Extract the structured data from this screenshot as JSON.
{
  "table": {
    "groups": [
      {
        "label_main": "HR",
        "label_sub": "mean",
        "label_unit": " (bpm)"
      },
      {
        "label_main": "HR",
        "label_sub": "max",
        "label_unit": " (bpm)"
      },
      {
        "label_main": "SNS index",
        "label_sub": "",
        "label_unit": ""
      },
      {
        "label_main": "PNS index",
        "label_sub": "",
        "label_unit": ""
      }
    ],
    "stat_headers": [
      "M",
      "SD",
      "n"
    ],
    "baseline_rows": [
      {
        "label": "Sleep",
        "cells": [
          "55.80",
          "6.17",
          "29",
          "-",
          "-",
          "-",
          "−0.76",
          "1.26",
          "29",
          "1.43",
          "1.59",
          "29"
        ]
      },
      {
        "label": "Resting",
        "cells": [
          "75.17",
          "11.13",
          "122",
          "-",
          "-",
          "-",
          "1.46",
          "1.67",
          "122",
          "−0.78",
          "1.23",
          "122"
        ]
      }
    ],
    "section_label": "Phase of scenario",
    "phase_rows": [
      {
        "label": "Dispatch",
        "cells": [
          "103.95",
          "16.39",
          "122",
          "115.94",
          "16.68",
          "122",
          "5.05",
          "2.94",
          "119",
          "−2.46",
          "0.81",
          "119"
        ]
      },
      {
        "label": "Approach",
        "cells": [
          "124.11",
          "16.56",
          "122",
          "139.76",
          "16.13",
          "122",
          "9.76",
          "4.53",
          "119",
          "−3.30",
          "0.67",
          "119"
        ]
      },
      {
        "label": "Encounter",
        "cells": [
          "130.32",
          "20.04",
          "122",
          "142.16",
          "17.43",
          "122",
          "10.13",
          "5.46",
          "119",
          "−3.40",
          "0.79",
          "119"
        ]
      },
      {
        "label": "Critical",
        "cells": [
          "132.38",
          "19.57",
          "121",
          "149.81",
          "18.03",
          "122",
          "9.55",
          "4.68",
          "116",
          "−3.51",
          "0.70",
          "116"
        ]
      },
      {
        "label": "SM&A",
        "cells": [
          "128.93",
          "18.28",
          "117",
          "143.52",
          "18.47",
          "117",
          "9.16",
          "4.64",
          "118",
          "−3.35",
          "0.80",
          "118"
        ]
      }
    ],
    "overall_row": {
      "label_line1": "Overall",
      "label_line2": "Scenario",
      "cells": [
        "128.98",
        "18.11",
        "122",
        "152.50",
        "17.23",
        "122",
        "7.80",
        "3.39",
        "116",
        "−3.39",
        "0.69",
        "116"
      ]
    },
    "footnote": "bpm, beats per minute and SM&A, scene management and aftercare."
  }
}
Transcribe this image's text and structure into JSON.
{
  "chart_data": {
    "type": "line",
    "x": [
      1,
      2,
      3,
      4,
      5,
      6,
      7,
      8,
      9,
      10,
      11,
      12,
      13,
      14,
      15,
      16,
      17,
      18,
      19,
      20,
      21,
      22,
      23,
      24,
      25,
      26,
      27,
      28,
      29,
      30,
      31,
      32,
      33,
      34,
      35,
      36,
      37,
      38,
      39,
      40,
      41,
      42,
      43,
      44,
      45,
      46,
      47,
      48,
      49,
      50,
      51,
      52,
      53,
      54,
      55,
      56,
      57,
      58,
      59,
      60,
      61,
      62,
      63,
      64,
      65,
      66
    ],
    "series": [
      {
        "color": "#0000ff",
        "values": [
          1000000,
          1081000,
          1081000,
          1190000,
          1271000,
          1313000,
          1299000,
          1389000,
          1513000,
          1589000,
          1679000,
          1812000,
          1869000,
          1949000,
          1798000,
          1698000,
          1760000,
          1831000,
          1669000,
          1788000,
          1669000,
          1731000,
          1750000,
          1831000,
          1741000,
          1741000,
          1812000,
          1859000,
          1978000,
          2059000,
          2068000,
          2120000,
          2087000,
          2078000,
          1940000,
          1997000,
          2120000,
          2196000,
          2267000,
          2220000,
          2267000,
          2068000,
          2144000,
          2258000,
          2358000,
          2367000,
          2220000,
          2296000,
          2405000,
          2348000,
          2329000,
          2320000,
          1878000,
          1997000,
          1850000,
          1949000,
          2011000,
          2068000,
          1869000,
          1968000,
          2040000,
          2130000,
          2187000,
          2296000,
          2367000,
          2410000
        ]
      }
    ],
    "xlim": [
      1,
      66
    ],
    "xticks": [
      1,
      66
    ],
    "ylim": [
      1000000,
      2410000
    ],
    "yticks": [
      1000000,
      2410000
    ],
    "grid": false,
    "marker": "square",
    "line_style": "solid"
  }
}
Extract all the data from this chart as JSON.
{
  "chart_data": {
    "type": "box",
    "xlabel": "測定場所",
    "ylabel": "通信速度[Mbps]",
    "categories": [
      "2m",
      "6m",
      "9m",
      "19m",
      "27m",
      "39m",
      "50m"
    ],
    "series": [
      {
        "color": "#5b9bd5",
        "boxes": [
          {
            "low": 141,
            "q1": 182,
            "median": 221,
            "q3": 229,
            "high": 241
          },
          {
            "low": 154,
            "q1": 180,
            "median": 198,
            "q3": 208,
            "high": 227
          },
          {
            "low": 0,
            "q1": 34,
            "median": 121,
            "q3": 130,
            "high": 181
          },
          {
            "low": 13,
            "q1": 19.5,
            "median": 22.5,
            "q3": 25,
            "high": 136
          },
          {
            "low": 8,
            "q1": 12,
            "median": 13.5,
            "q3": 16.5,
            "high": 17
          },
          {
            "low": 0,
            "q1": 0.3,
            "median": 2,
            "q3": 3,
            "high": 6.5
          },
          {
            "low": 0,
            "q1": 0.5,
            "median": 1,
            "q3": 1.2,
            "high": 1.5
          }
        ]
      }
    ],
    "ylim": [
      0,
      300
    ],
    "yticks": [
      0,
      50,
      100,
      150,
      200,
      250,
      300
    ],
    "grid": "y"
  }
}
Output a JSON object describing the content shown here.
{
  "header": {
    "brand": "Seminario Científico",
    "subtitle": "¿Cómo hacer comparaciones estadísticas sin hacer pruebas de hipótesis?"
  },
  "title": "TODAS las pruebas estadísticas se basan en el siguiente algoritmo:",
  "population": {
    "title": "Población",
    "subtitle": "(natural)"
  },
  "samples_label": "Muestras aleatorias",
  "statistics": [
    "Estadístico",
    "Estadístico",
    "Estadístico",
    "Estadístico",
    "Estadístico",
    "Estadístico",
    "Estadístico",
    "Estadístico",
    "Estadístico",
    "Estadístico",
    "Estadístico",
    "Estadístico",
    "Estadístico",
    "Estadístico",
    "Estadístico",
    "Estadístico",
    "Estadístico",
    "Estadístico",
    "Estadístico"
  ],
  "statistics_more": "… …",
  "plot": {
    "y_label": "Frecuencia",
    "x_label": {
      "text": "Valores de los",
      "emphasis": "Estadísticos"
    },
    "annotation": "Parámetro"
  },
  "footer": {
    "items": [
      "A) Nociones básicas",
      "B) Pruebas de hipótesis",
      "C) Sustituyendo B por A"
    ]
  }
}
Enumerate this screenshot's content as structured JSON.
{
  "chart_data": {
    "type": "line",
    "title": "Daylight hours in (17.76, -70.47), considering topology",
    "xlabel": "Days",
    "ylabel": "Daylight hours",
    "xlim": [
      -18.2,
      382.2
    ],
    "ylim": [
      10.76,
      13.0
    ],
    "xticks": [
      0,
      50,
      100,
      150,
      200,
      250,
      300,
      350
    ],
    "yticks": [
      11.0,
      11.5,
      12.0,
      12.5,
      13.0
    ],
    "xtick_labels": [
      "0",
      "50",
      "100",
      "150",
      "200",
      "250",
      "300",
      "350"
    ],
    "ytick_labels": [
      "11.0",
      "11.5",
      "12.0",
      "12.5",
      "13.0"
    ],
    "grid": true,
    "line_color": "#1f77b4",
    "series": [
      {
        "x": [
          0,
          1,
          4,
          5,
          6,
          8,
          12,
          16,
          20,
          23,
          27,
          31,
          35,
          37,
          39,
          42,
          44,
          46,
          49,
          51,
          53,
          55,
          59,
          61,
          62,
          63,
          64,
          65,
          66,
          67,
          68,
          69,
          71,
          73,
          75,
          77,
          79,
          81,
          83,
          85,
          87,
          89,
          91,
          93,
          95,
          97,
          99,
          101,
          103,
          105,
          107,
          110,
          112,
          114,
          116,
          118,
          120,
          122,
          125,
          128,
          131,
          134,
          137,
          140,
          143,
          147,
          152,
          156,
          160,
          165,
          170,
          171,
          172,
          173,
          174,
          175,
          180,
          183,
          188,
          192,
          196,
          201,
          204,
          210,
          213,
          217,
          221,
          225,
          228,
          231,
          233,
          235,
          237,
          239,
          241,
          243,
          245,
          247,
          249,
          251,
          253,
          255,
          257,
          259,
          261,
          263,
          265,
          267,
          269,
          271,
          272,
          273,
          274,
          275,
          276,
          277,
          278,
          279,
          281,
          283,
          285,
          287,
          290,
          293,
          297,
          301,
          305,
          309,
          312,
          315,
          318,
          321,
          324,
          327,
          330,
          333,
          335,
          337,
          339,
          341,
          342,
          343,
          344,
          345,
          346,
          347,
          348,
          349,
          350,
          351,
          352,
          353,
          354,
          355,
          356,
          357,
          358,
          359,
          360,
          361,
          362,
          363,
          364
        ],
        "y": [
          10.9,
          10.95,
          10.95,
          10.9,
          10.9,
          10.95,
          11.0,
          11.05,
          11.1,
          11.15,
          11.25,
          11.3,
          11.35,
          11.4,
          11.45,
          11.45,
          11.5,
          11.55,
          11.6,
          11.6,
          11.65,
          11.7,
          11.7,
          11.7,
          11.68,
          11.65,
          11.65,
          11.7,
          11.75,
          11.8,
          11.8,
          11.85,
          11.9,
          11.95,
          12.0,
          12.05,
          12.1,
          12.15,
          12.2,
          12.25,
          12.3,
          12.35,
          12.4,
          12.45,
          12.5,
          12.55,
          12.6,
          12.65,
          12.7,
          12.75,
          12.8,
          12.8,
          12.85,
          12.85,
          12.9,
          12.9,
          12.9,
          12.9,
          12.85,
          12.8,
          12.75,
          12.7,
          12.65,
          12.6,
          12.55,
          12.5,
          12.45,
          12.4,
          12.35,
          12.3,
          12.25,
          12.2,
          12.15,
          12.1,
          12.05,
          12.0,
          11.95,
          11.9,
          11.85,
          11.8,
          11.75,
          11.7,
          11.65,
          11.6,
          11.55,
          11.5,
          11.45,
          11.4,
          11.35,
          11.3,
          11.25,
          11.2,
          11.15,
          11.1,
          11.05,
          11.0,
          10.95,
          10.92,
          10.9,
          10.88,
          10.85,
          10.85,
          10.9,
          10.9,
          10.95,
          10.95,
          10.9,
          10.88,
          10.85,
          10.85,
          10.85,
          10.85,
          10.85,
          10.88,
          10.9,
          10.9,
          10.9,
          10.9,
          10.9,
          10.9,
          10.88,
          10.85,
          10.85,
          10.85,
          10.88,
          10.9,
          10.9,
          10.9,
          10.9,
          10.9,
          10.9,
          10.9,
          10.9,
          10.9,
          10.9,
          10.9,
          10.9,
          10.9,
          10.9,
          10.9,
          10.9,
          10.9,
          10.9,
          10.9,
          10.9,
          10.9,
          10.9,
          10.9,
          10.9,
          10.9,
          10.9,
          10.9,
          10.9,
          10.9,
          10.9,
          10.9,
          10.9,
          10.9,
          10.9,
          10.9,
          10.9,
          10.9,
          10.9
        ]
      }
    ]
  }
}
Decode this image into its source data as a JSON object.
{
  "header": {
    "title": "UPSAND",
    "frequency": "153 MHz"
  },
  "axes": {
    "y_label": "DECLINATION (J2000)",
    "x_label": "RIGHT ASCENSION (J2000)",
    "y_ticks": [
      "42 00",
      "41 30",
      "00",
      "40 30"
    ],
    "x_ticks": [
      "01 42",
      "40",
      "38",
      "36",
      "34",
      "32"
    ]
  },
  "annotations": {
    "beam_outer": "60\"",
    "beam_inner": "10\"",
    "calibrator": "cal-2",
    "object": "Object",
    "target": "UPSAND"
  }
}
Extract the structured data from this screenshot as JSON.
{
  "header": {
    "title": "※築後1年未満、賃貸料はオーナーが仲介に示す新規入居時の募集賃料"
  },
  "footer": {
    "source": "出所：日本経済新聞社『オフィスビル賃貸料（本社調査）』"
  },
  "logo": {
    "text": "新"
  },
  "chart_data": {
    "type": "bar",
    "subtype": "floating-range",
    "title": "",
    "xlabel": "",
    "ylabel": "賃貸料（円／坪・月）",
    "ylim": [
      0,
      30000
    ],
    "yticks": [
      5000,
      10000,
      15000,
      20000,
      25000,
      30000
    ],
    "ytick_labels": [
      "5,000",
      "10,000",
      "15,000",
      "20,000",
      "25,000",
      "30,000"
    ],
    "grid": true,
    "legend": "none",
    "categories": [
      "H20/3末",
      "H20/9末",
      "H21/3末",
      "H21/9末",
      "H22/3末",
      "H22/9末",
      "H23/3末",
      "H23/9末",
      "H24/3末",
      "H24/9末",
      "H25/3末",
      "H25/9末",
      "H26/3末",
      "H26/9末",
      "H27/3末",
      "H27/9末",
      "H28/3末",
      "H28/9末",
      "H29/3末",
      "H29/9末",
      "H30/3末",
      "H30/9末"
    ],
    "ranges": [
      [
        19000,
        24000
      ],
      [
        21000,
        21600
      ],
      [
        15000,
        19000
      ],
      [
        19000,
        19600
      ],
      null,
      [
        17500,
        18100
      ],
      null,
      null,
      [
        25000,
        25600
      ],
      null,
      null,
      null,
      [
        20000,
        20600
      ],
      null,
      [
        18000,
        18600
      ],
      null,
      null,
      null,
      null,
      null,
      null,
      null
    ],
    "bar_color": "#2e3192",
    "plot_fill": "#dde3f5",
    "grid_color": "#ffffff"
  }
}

To do => Pull out all lines from the listing that contain the string "into".

Exercise solution =>
Transcribe this image's text and structure into JSON.
Decode this image into its source data as a JSON object.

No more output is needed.